**Set task:** Of the lines in the data below, count the ones holding the string "color", and answer with that number only.

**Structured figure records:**
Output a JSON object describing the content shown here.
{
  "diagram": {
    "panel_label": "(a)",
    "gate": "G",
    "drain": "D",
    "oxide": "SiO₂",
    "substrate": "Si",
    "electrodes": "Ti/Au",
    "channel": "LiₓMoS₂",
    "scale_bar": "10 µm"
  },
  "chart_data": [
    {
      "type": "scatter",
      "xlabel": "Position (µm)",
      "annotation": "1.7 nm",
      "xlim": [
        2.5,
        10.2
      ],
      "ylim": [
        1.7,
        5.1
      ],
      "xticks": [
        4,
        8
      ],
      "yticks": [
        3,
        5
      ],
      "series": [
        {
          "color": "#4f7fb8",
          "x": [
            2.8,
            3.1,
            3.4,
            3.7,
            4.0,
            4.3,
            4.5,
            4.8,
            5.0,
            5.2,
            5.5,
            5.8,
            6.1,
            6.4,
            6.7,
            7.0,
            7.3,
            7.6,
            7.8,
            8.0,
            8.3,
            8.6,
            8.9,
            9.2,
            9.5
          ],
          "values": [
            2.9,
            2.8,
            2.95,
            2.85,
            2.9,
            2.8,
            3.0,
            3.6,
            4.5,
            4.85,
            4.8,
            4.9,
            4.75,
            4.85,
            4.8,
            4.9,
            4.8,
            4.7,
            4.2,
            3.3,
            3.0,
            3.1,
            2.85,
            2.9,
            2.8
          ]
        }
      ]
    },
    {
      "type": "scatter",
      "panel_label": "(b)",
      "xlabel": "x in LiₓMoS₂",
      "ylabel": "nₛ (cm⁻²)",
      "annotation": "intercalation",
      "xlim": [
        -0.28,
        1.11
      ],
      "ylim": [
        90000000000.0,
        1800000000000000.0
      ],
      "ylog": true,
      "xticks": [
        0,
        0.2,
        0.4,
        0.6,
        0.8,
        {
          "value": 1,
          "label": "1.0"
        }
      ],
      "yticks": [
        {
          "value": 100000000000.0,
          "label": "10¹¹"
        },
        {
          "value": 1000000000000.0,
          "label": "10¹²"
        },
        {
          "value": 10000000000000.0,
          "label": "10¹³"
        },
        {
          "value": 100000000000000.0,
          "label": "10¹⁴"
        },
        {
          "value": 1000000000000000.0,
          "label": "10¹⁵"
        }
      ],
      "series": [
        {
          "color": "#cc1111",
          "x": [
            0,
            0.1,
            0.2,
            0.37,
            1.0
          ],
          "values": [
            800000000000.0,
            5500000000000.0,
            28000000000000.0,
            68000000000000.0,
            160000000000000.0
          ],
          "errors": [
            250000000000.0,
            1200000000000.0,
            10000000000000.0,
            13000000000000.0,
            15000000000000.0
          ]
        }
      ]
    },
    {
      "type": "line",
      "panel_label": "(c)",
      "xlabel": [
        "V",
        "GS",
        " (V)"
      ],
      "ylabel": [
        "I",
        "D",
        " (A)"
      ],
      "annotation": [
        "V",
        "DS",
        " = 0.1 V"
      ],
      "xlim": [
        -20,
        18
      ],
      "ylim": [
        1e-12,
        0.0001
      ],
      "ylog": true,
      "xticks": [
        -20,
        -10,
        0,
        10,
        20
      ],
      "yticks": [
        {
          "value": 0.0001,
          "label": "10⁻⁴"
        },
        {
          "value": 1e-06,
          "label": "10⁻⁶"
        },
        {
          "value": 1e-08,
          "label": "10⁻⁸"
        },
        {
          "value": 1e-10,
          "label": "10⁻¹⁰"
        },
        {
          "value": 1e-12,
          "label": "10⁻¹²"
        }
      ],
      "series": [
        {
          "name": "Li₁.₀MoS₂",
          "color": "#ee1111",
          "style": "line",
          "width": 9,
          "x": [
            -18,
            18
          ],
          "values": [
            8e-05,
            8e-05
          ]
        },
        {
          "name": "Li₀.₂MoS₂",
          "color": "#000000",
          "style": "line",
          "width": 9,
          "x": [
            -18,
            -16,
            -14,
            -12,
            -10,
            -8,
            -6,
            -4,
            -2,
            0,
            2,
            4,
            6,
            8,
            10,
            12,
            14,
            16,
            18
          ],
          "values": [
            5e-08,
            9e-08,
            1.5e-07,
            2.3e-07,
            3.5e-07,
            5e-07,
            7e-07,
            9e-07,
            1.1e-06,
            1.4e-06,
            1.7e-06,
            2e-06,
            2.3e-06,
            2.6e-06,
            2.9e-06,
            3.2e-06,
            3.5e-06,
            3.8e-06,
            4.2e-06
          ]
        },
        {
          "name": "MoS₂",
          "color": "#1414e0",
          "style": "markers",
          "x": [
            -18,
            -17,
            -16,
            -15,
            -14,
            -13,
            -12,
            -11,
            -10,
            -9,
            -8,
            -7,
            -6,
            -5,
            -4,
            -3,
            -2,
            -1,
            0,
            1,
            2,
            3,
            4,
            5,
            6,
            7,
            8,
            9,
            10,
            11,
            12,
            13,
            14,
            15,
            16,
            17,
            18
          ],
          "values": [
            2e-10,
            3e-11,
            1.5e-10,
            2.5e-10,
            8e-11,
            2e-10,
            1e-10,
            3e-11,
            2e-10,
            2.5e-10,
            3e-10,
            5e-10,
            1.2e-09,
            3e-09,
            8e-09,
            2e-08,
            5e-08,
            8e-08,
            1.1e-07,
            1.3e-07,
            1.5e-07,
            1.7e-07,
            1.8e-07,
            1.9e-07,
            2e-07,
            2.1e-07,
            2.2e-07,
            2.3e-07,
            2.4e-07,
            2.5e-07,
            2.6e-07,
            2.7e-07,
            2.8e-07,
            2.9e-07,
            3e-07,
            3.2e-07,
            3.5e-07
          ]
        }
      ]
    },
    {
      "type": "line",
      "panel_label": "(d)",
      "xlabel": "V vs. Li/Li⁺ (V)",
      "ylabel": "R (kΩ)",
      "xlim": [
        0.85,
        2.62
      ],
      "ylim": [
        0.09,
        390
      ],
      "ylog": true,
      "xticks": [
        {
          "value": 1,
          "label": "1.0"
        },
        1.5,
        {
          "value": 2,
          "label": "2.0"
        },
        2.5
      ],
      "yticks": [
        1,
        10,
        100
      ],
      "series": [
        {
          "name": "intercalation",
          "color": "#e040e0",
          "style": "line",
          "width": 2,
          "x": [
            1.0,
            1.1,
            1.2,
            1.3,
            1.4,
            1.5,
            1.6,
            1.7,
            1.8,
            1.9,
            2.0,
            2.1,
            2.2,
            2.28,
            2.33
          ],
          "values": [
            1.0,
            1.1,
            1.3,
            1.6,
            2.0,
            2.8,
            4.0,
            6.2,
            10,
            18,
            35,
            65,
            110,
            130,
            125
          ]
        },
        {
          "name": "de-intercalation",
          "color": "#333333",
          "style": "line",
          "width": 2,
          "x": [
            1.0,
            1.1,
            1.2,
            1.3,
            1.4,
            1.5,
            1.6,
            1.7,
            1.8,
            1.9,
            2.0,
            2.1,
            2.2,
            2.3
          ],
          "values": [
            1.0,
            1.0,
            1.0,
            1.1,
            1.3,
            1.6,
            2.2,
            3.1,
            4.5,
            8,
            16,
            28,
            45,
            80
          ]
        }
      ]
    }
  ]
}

**Task answer:** 7